--- start ---
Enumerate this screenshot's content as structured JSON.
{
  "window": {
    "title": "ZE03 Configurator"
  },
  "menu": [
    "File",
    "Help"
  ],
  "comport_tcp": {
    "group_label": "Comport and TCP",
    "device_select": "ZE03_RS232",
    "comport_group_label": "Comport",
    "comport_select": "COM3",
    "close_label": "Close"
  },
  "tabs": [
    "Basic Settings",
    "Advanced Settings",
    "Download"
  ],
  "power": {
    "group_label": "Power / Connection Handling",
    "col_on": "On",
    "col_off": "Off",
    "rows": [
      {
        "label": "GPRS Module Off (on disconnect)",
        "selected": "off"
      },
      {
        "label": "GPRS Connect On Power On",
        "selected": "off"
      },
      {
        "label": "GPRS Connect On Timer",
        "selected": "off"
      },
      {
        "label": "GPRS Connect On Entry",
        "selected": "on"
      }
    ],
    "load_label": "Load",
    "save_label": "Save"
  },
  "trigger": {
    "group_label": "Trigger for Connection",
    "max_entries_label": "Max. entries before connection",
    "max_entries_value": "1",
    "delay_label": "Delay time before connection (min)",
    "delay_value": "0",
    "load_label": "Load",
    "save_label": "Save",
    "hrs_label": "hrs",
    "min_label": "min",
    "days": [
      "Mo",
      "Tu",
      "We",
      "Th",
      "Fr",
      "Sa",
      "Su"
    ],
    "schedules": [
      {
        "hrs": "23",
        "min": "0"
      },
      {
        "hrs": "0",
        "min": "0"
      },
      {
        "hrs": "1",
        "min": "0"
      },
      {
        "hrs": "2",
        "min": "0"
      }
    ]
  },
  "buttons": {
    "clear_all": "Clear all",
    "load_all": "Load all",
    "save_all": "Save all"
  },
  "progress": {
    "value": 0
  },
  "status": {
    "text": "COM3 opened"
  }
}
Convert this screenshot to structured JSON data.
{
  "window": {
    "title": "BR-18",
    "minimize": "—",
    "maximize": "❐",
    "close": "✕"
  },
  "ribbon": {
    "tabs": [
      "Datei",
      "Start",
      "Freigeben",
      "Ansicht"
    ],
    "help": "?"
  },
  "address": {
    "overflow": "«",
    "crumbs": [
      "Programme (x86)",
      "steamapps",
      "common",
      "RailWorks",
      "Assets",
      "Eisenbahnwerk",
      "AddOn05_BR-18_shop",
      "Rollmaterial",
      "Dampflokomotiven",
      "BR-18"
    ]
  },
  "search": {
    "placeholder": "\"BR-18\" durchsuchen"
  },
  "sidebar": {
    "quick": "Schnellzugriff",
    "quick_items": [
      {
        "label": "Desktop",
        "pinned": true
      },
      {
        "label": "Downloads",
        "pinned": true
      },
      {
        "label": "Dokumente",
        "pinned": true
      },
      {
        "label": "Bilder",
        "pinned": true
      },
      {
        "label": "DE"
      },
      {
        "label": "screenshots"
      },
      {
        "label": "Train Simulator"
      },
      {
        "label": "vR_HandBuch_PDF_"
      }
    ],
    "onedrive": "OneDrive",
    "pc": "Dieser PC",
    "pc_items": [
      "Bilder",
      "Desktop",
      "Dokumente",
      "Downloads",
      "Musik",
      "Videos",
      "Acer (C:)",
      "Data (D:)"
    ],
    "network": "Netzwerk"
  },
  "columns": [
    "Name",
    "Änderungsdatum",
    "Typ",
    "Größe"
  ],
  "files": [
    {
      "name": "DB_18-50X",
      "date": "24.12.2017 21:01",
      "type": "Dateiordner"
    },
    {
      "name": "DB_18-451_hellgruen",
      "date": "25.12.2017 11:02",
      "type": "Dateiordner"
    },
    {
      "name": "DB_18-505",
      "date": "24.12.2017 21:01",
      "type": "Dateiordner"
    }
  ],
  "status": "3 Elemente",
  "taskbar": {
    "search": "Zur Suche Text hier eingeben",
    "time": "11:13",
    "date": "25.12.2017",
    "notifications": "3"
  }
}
--- end ---
What is expected:
Look for lines containing the string "before" and copy them all.

Solution to the problem:
    "max_entries_label": "Max. entries before connection",
    "delay_label": "Delay time before connection (min)",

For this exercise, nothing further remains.